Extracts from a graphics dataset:

──────

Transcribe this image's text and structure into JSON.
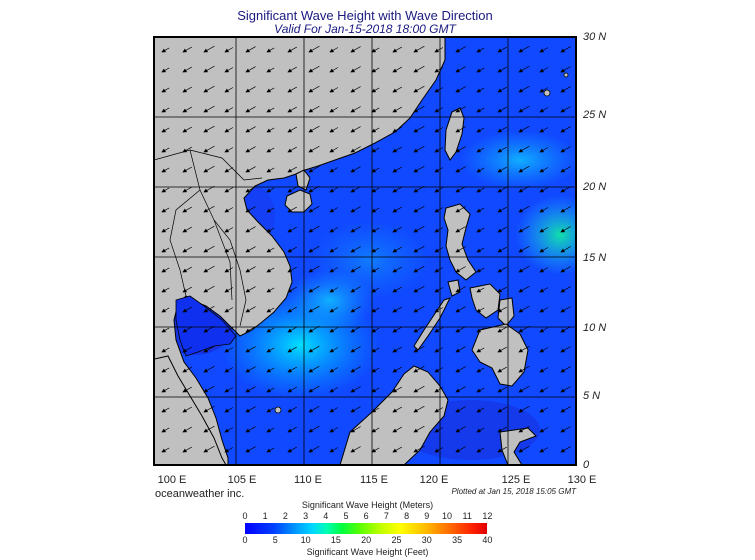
{
  "header": {
    "title": "Significant Wave Height with Wave Direction",
    "subtitle": "Valid For Jan-15-2018 18:00 GMT"
  },
  "map": {
    "region": "South China Sea / Philippines",
    "lat_labels": [
      "30 N",
      "25 N",
      "20 N",
      "15 N",
      "10 N",
      "5 N",
      "0"
    ],
    "lon_labels": [
      "100 E",
      "105 E",
      "110 E",
      "115 E",
      "120 E",
      "125 E",
      "130 E"
    ],
    "colors": {
      "land": "#c0c0c0",
      "coast": "#000000",
      "ocean_low": "#0020ff",
      "ocean_high": "#00e0ff"
    },
    "wave_direction": "toward southwest"
  },
  "footer": {
    "credit": "oceanweather inc.",
    "plotted": "Plotted at Jan 15, 2018 15:05 GMT"
  },
  "legend": {
    "title_meters": "Significant Wave Height (Meters)",
    "title_feet": "Significant Wave Height (Feet)",
    "meters_ticks": [
      "0",
      "1",
      "2",
      "3",
      "4",
      "5",
      "6",
      "7",
      "8",
      "9",
      "10",
      "11",
      "12"
    ],
    "feet_ticks": [
      "0",
      "5",
      "10",
      "15",
      "20",
      "25",
      "30",
      "35",
      "40"
    ]
  }
}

──────

* **Exercise directions**:
Reproduce each line of the material containing the word "Significant".

* **Solution for this task**:
    "title": "Significant Wave Height with Wave Direction",
    "title_meters": "Significant Wave Height (Meters)",
    "title_feet": "Significant Wave Height (Feet)",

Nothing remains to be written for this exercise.